─── Entries
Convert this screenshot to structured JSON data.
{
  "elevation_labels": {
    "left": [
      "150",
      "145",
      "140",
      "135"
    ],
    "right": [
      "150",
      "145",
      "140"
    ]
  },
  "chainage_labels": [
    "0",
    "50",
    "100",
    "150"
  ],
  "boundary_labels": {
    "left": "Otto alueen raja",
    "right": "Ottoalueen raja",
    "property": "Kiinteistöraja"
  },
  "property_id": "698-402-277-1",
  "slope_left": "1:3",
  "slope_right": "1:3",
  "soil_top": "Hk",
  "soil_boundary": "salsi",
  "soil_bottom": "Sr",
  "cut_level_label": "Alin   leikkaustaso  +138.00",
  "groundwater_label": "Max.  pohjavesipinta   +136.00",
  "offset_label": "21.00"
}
──────
- **What you need to do**
Copy all of the data exactly.

- **Answer to the problem**
Convert this screenshot to structured JSON data.
{
  "elevation_labels": {
    "left": [
      "150",
      "145",
      "140",
      "135"
    ],
    "right": [
      "150",
      "145",
      "140"
    ]
  },
  "chainage_labels": [
    "0",
    "50",
    "100",
    "150"
  ],
  "boundary_labels": {
    "left": "Otto alueen raja",
    "right": "Ottoalueen raja",
    "property": "Kiinteistöraja"
  },
  "property_id": "698-402-277-1",
  "slope_left": "1:3",
  "slope_right": "1:3",
  "soil_top": "Hk",
  "soil_boundary": "salsi",
  "soil_bottom": "Sr",
  "cut_level_label": "Alin   leikkaustaso  +138.00",
  "groundwater_label": "Max.  pohjavesipinta   +136.00",
  "offset_label": "21.00"
}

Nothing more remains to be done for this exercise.